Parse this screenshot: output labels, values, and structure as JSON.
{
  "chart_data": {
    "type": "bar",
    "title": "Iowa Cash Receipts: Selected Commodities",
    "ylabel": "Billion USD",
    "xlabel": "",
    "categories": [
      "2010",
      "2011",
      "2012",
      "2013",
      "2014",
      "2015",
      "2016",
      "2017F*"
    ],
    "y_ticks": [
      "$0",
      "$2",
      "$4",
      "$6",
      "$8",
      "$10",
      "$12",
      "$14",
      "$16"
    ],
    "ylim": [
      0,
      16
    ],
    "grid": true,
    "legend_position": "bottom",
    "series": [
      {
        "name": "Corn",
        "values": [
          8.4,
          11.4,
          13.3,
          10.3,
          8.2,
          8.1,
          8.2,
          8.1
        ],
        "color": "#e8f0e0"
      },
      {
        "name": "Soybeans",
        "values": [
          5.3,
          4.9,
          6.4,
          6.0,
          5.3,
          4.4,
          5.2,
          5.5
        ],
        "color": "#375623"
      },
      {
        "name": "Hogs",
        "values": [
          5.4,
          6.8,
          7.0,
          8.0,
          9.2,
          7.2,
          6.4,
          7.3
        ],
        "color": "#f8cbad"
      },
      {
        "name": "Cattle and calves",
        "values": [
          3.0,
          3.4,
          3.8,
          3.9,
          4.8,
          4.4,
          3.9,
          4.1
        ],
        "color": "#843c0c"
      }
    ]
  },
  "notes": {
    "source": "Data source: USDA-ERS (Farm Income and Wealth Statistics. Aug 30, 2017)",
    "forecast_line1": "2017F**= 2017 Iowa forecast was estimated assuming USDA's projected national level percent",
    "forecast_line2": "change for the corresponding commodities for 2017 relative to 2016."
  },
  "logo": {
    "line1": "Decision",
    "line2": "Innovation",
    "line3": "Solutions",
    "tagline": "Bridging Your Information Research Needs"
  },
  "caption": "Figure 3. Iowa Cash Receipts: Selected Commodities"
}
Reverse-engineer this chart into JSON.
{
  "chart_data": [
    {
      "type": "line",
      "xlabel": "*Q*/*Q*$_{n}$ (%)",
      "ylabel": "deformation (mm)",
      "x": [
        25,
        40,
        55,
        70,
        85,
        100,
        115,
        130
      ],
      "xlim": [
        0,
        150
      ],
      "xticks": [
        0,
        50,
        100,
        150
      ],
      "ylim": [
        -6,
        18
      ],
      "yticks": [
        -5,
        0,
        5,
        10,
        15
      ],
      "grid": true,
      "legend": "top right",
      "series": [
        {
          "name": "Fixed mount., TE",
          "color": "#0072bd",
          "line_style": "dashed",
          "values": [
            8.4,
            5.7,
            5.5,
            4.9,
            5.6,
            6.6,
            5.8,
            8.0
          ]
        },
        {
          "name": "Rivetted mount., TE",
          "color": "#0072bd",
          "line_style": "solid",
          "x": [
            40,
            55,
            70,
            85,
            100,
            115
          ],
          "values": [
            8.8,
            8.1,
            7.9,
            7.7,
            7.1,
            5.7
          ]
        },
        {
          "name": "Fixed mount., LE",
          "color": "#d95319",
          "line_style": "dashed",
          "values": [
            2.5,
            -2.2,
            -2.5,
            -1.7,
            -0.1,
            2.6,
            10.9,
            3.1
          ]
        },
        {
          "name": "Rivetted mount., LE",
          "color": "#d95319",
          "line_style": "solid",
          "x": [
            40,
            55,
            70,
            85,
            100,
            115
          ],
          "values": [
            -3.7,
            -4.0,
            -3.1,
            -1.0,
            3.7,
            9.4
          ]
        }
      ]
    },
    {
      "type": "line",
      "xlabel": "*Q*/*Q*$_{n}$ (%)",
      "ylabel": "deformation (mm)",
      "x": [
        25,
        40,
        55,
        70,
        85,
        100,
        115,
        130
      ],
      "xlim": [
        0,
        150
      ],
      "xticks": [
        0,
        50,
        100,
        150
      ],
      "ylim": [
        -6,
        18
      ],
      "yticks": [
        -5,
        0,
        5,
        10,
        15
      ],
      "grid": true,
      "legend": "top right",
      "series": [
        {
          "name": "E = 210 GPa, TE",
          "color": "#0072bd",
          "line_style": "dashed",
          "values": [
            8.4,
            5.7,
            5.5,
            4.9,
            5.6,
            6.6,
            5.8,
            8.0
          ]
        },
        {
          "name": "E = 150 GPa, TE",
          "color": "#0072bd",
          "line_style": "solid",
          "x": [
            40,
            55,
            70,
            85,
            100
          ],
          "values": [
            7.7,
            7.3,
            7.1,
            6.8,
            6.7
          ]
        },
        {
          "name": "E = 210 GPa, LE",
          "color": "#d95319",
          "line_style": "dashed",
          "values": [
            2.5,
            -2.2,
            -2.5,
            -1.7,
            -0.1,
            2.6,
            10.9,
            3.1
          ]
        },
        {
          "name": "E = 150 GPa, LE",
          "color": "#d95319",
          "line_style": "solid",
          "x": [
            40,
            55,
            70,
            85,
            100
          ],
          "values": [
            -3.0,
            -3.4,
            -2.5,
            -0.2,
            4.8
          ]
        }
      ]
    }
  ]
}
◆ ◆ ◆ ◆
TASK PROMPT
Output all of the material, please, exactly as it stands.

ANSWER FOR THE TASK
Parse this screenshot: output labels, values, and structure as JSON.
{
  "chart_data": {
    "type": "bar",
    "title": "Iowa Cash Receipts: Selected Commodities",
    "ylabel": "Billion USD",
    "xlabel": "",
    "categories": [
      "2010",
      "2011",
      "2012",
      "2013",
      "2014",
      "2015",
      "2016",
      "2017F*"
    ],
    "y_ticks": [
      "$0",
      "$2",
      "$4",
      "$6",
      "$8",
      "$10",
      "$12",
      "$14",
      "$16"
    ],
    "ylim": [
      0,
      16
    ],
    "grid": true,
    "legend_position": "bottom",
    "series": [
      {
        "name": "Corn",
        "values": [
          8.4,
          11.4,
          13.3,
          10.3,
          8.2,
          8.1,
          8.2,
          8.1
        ],
        "color": "#e8f0e0"
      },
      {
        "name": "Soybeans",
        "values": [
          5.3,
          4.9,
          6.4,
          6.0,
          5.3,
          4.4,
          5.2,
          5.5
        ],
        "color": "#375623"
      },
      {
        "name": "Hogs",
        "values": [
          5.4,
          6.8,
          7.0,
          8.0,
          9.2,
          7.2,
          6.4,
          7.3
        ],
        "color": "#f8cbad"
      },
      {
        "name": "Cattle and calves",
        "values": [
          3.0,
          3.4,
          3.8,
          3.9,
          4.8,
          4.4,
          3.9,
          4.1
        ],
        "color": "#843c0c"
      }
    ]
  },
  "notes": {
    "source": "Data source: USDA-ERS (Farm Income and Wealth Statistics. Aug 30, 2017)",
    "forecast_line1": "2017F**= 2017 Iowa forecast was estimated assuming USDA's projected national level percent",
    "forecast_line2": "change for the corresponding commodities for 2017 relative to 2016."
  },
  "logo": {
    "line1": "Decision",
    "line2": "Innovation",
    "line3": "Solutions",
    "tagline": "Bridging Your Information Research Needs"
  },
  "caption": "Figure 3. Iowa Cash Receipts: Selected Commodities"
}
Reverse-engineer this chart into JSON.
{
  "chart_data": [
    {
      "type": "line",
      "xlabel": "*Q*/*Q*$_{n}$ (%)",
      "ylabel": "deformation (mm)",
      "x": [
        25,
        40,
        55,
        70,
        85,
        100,
        115,
        130
      ],
      "xlim": [
        0,
        150
      ],
      "xticks": [
        0,
        50,
        100,
        150
      ],
      "ylim": [
        -6,
        18
      ],
      "yticks": [
        -5,
        0,
        5,
        10,
        15
      ],
      "grid": true,
      "legend": "top right",
      "series": [
        {
          "name": "Fixed mount., TE",
          "color": "#0072bd",
          "line_style": "dashed",
          "values": [
            8.4,
            5.7,
            5.5,
            4.9,
            5.6,
            6.6,
            5.8,
            8.0
          ]
        },
        {
          "name": "Rivetted mount., TE",
          "color": "#0072bd",
          "line_style": "solid",
          "x": [
            40,
            55,
            70,
            85,
            100,
            115
          ],
          "values": [
            8.8,
            8.1,
            7.9,
            7.7,
            7.1,
            5.7
          ]
        },
        {
          "name": "Fixed mount., LE",
          "color": "#d95319",
          "line_style": "dashed",
          "values": [
            2.5,
            -2.2,
            -2.5,
            -1.7,
            -0.1,
            2.6,
            10.9,
            3.1
          ]
        },
        {
          "name": "Rivetted mount., LE",
          "color": "#d95319",
          "line_style": "solid",
          "x": [
            40,
            55,
            70,
            85,
            100,
            115
          ],
          "values": [
            -3.7,
            -4.0,
            -3.1,
            -1.0,
            3.7,
            9.4
          ]
        }
      ]
    },
    {
      "type": "line",
      "xlabel": "*Q*/*Q*$_{n}$ (%)",
      "ylabel": "deformation (mm)",
      "x": [
        25,
        40,
        55,
        70,
        85,
        100,
        115,
        130
      ],
      "xlim": [
        0,
        150
      ],
      "xticks": [
        0,
        50,
        100,
        150
      ],
      "ylim": [
        -6,
        18
      ],
      "yticks": [
        -5,
        0,
        5,
        10,
        15
      ],
      "grid": true,
      "legend": "top right",
      "series": [
        {
          "name": "E = 210 GPa, TE",
          "color": "#0072bd",
          "line_style": "dashed",
          "values": [
            8.4,
            5.7,
            5.5,
            4.9,
            5.6,
            6.6,
            5.8,
            8.0
          ]
        },
        {
          "name": "E = 150 GPa, TE",
          "color": "#0072bd",
          "line_style": "solid",
          "x": [
            40,
            55,
            70,
            85,
            100
          ],
          "values": [
            7.7,
            7.3,
            7.1,
            6.8,
            6.7
          ]
        },
        {
          "name": "E = 210 GPa, LE",
          "color": "#d95319",
          "line_style": "dashed",
          "values": [
            2.5,
            -2.2,
            -2.5,
            -1.7,
            -0.1,
            2.6,
            10.9,
            3.1
          ]
        },
        {
          "name": "E = 150 GPa, LE",
          "color": "#d95319",
          "line_style": "solid",
          "x": [
            40,
            55,
            70,
            85,
            100
          ],
          "values": [
            -3.0,
            -3.4,
            -2.5,
            -0.2,
            4.8
          ]
        }
      ]
    }
  ]
}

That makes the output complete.